**** MATERIAL FOR THE TASK
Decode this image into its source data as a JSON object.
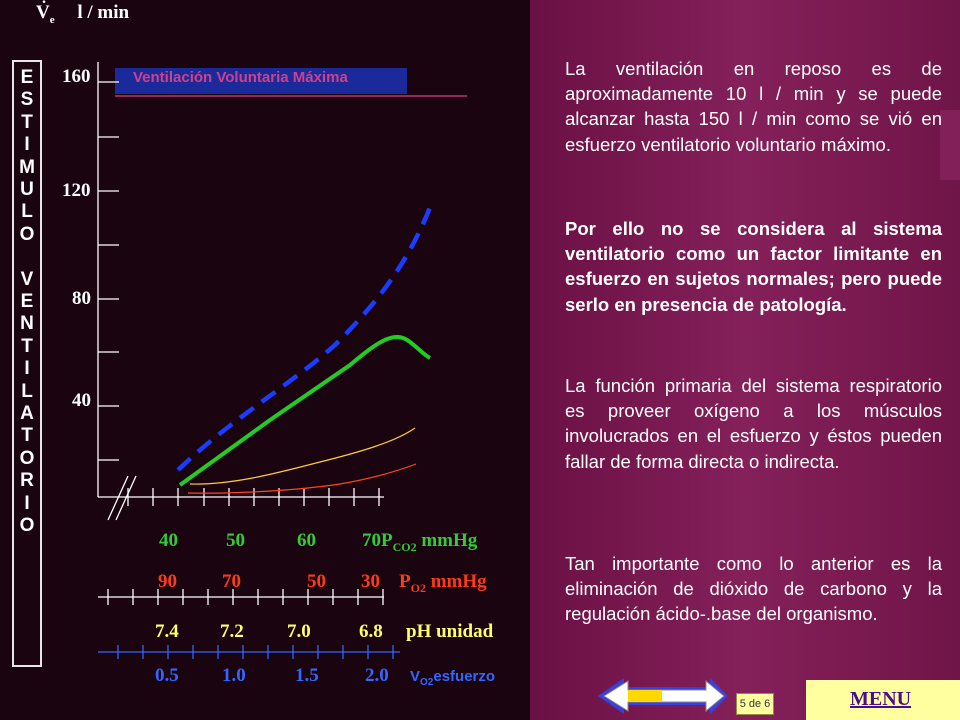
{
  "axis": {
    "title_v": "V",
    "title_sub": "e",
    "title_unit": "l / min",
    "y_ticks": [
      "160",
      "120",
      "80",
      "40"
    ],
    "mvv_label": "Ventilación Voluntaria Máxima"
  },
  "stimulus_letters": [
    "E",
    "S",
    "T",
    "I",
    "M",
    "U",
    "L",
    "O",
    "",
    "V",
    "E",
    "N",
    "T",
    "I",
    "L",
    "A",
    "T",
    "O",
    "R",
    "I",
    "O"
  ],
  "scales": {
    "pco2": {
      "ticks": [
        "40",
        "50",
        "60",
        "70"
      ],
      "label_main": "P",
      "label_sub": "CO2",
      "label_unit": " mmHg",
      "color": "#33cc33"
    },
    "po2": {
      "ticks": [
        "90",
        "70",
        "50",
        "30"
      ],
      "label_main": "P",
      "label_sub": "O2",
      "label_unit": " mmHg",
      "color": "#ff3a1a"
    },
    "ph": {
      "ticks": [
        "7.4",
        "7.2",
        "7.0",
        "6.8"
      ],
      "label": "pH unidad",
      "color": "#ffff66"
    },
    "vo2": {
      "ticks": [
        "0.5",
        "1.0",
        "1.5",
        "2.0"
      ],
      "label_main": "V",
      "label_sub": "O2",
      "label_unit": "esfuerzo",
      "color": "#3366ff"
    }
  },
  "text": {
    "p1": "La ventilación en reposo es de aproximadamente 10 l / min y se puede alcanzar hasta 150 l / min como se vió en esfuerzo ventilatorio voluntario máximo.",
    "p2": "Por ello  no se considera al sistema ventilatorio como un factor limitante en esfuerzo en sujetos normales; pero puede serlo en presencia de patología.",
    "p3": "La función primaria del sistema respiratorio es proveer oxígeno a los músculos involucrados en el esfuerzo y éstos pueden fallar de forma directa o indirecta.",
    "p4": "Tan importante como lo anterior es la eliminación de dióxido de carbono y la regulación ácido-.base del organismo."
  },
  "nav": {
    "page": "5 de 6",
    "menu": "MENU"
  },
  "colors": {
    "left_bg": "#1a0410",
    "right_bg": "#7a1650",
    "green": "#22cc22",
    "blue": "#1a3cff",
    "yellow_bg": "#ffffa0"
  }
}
********
> WHAT IS BEING ASKED
Take every line containing the word "sistema" and copy it.

> WRITTEN REPLY
    "p2": "Por ello  no se considera al sistema ventilatorio como un factor limitante en esfuerzo en sujetos normales; pero puede serlo en presencia de patología.",
    "p3": "La función primaria del sistema respiratorio es proveer oxígeno a los músculos involucrados en el esfuerzo y éstos pueden fallar de forma directa o indirecta.",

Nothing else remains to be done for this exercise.